Stored data
— begin —

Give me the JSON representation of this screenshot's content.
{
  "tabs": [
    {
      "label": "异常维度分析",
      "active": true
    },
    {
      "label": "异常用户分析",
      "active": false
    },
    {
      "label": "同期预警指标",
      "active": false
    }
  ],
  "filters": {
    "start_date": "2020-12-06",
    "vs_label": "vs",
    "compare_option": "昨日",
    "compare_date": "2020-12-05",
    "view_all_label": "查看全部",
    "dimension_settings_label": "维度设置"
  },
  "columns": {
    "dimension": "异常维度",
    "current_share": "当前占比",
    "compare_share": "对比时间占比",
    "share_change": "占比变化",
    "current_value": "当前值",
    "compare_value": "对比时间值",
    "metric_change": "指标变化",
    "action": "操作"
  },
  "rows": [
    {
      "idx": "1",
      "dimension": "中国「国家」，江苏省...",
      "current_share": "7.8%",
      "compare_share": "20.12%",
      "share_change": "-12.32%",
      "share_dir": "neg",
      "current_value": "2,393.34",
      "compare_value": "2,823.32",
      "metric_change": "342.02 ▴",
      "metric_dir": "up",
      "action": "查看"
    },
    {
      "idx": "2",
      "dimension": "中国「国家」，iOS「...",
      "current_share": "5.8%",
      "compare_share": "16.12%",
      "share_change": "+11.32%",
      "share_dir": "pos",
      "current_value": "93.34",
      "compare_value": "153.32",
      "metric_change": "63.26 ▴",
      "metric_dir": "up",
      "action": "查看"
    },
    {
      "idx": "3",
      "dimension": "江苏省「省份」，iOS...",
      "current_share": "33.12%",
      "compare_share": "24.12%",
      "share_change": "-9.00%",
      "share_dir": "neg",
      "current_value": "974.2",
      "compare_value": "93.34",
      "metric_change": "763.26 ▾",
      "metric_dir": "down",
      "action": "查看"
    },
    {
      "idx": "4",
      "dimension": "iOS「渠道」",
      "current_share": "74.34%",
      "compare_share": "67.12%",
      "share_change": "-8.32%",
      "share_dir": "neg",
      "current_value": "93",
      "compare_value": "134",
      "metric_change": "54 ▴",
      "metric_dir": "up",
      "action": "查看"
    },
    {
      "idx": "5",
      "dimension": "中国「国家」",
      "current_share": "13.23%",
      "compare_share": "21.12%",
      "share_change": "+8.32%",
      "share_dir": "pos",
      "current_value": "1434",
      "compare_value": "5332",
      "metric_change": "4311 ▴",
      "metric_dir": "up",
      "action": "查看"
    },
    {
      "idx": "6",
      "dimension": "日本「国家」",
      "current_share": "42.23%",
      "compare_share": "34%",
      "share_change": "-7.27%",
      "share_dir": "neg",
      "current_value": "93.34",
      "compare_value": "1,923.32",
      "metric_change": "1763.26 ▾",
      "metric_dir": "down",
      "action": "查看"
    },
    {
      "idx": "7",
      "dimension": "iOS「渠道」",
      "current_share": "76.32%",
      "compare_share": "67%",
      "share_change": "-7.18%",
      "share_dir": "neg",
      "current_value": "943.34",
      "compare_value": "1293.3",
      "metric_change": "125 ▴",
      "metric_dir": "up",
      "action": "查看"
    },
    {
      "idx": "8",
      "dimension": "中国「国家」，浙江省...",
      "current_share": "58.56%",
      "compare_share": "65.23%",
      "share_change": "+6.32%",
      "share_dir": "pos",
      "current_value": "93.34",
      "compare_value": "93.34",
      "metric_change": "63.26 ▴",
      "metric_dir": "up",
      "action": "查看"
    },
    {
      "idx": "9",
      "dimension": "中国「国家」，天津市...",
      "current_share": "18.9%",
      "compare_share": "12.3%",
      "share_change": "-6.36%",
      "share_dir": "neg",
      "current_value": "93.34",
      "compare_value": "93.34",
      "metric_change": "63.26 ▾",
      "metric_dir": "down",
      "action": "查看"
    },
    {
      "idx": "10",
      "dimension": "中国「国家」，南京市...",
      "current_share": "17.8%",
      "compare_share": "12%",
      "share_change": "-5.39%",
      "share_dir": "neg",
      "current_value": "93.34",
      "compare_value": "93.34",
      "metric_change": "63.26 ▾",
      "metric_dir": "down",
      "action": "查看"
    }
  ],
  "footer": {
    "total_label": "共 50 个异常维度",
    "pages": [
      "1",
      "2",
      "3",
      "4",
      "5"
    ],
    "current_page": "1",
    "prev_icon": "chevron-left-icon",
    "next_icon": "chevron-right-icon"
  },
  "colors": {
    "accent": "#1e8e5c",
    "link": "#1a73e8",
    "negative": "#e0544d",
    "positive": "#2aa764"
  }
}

— end —
— begin —

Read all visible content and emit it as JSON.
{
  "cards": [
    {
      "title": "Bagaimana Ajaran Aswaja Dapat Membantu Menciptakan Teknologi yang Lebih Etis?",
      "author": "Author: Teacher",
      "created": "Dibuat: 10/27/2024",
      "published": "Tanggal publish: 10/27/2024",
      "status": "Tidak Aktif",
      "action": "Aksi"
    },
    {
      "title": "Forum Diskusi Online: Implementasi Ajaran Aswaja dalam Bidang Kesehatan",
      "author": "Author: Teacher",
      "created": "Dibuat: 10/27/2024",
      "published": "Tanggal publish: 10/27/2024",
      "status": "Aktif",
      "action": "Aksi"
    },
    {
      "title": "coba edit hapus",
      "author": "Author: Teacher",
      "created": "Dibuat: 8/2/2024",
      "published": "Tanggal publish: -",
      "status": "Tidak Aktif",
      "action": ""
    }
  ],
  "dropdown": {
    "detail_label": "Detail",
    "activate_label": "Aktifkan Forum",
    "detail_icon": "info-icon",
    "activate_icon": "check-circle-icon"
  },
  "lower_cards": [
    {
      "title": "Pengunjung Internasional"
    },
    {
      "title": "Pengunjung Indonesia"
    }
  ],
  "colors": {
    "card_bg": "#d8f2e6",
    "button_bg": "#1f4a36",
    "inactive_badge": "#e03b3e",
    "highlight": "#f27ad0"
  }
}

— end —

**Task**
Track down all lines above with the string "Aswaja" and copy them.

**The reply**
      "title": "Bagaimana Ajaran Aswaja Dapat Membantu Menciptakan Teknologi yang Lebih Etis?",
      "title": "Forum Diskusi Online: Implementasi Ajaran Aswaja dalam Bidang Kesehatan",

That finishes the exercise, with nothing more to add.